**What you will do:**
Write out the listing exactly as it is given.

>> START Records supplied

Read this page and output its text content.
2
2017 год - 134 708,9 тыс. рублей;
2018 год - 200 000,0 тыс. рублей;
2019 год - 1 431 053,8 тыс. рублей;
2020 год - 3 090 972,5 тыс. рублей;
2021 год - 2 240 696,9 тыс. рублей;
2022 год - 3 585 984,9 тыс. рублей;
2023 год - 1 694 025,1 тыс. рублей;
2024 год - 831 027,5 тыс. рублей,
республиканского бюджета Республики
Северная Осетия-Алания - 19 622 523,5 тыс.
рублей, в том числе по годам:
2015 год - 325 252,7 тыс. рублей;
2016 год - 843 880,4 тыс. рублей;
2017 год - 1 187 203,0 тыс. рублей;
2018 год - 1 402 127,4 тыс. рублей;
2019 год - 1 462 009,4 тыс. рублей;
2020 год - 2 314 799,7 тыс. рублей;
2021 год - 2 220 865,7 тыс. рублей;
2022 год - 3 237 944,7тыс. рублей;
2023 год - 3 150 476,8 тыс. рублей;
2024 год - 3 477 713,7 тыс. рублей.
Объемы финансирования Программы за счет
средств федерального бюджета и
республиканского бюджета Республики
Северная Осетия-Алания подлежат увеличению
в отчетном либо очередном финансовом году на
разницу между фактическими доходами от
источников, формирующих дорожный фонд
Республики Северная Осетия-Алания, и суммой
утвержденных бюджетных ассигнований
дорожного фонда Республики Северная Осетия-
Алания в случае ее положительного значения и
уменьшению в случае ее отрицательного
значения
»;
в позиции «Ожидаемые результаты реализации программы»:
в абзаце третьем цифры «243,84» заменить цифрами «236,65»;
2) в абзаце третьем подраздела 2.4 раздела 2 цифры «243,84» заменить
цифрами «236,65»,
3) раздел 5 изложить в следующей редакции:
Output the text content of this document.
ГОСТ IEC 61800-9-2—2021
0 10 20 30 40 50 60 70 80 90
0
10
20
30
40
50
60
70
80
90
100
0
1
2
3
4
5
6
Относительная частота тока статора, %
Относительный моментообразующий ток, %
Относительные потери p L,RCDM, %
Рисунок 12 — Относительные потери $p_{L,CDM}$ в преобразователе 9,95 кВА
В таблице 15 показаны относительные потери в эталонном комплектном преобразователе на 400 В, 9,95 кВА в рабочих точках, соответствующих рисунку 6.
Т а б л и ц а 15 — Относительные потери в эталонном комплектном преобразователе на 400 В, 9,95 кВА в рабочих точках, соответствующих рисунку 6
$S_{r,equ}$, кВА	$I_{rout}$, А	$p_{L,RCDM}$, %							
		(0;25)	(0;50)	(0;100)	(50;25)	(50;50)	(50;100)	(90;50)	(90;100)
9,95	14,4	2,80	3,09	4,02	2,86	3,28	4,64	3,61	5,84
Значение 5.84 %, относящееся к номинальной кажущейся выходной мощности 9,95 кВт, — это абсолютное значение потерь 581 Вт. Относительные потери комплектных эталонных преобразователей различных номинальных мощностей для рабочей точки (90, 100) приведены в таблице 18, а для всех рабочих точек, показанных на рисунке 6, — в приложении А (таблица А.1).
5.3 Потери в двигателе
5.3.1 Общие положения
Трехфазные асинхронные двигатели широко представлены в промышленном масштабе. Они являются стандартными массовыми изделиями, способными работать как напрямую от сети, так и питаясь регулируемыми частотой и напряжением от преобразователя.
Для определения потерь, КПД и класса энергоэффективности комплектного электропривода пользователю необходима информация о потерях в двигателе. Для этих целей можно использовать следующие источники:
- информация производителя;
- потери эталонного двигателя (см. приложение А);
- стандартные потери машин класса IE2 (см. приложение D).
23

>> END Records supplied

**Written answer:**
Read this page and output its text content.
2
2017 год - 134 708,9 тыс. рублей;
2018 год - 200 000,0 тыс. рублей;
2019 год - 1 431 053,8 тыс. рублей;
2020 год - 3 090 972,5 тыс. рублей;
2021 год - 2 240 696,9 тыс. рублей;
2022 год - 3 585 984,9 тыс. рублей;
2023 год - 1 694 025,1 тыс. рублей;
2024 год - 831 027,5 тыс. рублей,
республиканского бюджета Республики
Северная Осетия-Алания - 19 622 523,5 тыс.
рублей, в том числе по годам:
2015 год - 325 252,7 тыс. рублей;
2016 год - 843 880,4 тыс. рублей;
2017 год - 1 187 203,0 тыс. рублей;
2018 год - 1 402 127,4 тыс. рублей;
2019 год - 1 462 009,4 тыс. рублей;
2020 год - 2 314 799,7 тыс. рублей;
2021 год - 2 220 865,7 тыс. рублей;
2022 год - 3 237 944,7тыс. рублей;
2023 год - 3 150 476,8 тыс. рублей;
2024 год - 3 477 713,7 тыс. рублей.
Объемы финансирования Программы за счет
средств федерального бюджета и
республиканского бюджета Республики
Северная Осетия-Алания подлежат увеличению
в отчетном либо очередном финансовом году на
разницу между фактическими доходами от
источников, формирующих дорожный фонд
Республики Северная Осетия-Алания, и суммой
утвержденных бюджетных ассигнований
дорожного фонда Республики Северная Осетия-
Алания в случае ее положительного значения и
уменьшению в случае ее отрицательного
значения
»;
в позиции «Ожидаемые результаты реализации программы»:
в абзаце третьем цифры «243,84» заменить цифрами «236,65»;
2) в абзаце третьем подраздела 2.4 раздела 2 цифры «243,84» заменить
цифрами «236,65»,
3) раздел 5 изложить в следующей редакции:
Output the text content of this document.
ГОСТ IEC 61800-9-2—2021
0 10 20 30 40 50 60 70 80 90
0
10
20
30
40
50
60
70
80
90
100
0
1
2
3
4
5
6
Относительная частота тока статора, %
Относительный моментообразующий ток, %
Относительные потери p L,RCDM, %
Рисунок 12 — Относительные потери $p_{L,CDM}$ в преобразователе 9,95 кВА
В таблице 15 показаны относительные потери в эталонном комплектном преобразователе на 400 В, 9,95 кВА в рабочих точках, соответствующих рисунку 6.
Т а б л и ц а 15 — Относительные потери в эталонном комплектном преобразователе на 400 В, 9,95 кВА в рабочих точках, соответствующих рисунку 6
$S_{r,equ}$, кВА	$I_{rout}$, А	$p_{L,RCDM}$, %							
		(0;25)	(0;50)	(0;100)	(50;25)	(50;50)	(50;100)	(90;50)	(90;100)
9,95	14,4	2,80	3,09	4,02	2,86	3,28	4,64	3,61	5,84
Значение 5.84 %, относящееся к номинальной кажущейся выходной мощности 9,95 кВт, — это абсолютное значение потерь 581 Вт. Относительные потери комплектных эталонных преобразователей различных номинальных мощностей для рабочей точки (90, 100) приведены в таблице 18, а для всех рабочих точек, показанных на рисунке 6, — в приложении А (таблица А.1).
5.3 Потери в двигателе
5.3.1 Общие положения
Трехфазные асинхронные двигатели широко представлены в промышленном масштабе. Они являются стандартными массовыми изделиями, способными работать как напрямую от сети, так и питаясь регулируемыми частотой и напряжением от преобразователя.
Для определения потерь, КПД и класса энергоэффективности комплектного электропривода пользователю необходима информация о потерях в двигателе. Для этих целей можно использовать следующие источники:
- информация производителя;
- потери эталонного двигателя (см. приложение А);
- стандартные потери машин класса IE2 (см. приложение D).
23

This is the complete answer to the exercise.